■ **What is asked**:
Lines containing the word "ACKed" should be extracted in full.
· · ·
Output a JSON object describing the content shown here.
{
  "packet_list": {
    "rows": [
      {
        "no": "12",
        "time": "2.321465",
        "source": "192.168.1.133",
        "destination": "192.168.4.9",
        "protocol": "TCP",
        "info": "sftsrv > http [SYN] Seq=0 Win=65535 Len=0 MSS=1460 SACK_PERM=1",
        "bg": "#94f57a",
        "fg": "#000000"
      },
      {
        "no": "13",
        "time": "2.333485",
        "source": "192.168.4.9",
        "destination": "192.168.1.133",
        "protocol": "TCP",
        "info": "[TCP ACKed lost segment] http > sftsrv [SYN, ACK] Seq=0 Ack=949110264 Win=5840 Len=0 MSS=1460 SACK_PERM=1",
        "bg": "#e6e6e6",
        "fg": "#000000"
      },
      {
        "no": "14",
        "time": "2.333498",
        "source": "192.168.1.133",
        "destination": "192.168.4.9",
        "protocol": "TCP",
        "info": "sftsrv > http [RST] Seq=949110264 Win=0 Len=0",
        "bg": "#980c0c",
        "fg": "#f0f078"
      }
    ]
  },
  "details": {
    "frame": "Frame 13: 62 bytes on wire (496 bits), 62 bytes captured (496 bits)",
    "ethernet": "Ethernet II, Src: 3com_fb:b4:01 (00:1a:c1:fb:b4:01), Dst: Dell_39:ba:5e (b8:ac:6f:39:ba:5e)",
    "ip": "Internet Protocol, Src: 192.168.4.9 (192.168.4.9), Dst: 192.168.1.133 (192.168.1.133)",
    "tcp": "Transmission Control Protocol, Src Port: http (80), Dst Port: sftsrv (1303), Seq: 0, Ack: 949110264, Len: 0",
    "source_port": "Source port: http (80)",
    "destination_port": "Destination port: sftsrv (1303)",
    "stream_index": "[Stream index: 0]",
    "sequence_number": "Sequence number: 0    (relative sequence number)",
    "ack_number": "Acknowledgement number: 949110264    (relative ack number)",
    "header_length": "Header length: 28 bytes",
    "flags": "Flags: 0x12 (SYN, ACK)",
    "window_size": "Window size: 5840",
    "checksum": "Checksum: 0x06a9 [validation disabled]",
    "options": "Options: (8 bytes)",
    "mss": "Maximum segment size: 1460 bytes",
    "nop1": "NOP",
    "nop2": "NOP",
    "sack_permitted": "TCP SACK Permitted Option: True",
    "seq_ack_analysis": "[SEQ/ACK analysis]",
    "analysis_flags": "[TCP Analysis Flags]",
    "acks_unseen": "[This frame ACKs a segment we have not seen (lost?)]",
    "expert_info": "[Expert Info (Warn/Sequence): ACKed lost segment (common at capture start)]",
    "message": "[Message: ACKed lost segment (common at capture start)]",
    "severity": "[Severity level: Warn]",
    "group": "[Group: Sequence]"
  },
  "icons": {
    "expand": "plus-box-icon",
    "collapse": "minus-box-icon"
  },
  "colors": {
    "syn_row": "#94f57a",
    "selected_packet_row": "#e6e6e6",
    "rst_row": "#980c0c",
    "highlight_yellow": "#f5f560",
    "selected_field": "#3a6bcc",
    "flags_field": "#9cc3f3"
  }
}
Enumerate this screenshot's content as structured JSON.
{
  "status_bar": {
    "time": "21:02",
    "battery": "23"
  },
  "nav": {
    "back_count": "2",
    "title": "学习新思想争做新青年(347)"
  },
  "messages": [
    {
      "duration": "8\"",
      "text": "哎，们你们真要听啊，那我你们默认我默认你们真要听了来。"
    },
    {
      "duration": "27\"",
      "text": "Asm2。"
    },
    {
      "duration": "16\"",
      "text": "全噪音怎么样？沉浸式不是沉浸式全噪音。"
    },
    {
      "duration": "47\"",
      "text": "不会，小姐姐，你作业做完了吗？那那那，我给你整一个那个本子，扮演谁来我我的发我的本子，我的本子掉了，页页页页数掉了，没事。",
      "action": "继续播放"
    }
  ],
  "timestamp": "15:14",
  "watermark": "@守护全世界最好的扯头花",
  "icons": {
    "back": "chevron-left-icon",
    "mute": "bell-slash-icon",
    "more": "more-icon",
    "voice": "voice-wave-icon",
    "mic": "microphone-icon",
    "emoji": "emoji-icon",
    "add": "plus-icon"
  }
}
· · ·
■ **The reply**:
        "info": "[TCP ACKed lost segment] http > sftsrv [SYN, ACK] Seq=0 Ack=949110264 Win=5840 Len=0 MSS=1460 SACK_PERM=1",
    "expert_info": "[Expert Info (Warn/Sequence): ACKed lost segment (common at capture start)]",
    "message": "[Message: ACKed lost segment (common at capture start)]",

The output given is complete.